Entries provided:
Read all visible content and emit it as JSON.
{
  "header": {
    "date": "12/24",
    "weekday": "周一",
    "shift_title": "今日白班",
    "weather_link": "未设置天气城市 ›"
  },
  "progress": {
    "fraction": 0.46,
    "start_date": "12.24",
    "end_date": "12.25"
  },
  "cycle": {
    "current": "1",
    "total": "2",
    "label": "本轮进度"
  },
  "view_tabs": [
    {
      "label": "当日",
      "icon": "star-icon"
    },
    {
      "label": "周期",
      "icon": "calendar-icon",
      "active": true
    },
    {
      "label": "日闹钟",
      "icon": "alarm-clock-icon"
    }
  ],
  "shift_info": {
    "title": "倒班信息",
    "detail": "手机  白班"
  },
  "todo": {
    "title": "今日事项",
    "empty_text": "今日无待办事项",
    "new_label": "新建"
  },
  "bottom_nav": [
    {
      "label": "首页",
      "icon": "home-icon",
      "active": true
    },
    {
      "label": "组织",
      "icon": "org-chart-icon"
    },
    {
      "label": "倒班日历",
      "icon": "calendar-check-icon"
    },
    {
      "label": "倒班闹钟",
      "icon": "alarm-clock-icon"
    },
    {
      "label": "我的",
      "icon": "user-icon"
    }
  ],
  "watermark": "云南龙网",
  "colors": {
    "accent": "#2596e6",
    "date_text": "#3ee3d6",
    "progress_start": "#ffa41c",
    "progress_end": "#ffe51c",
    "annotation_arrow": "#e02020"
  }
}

Set problem: Every record above must be duplicated exactly.

Full response:
Read all visible content and emit it as JSON.
{
  "header": {
    "date": "12/24",
    "weekday": "周一",
    "shift_title": "今日白班",
    "weather_link": "未设置天气城市 ›"
  },
  "progress": {
    "fraction": 0.46,
    "start_date": "12.24",
    "end_date": "12.25"
  },
  "cycle": {
    "current": "1",
    "total": "2",
    "label": "本轮进度"
  },
  "view_tabs": [
    {
      "label": "当日",
      "icon": "star-icon"
    },
    {
      "label": "周期",
      "icon": "calendar-icon",
      "active": true
    },
    {
      "label": "日闹钟",
      "icon": "alarm-clock-icon"
    }
  ],
  "shift_info": {
    "title": "倒班信息",
    "detail": "手机  白班"
  },
  "todo": {
    "title": "今日事项",
    "empty_text": "今日无待办事项",
    "new_label": "新建"
  },
  "bottom_nav": [
    {
      "label": "首页",
      "icon": "home-icon",
      "active": true
    },
    {
      "label": "组织",
      "icon": "org-chart-icon"
    },
    {
      "label": "倒班日历",
      "icon": "calendar-check-icon"
    },
    {
      "label": "倒班闹钟",
      "icon": "alarm-clock-icon"
    },
    {
      "label": "我的",
      "icon": "user-icon"
    }
  ],
  "watermark": "云南龙网",
  "colors": {
    "accent": "#2596e6",
    "date_text": "#3ee3d6",
    "progress_start": "#ffa41c",
    "progress_end": "#ffe51c",
    "annotation_arrow": "#e02020"
  }
}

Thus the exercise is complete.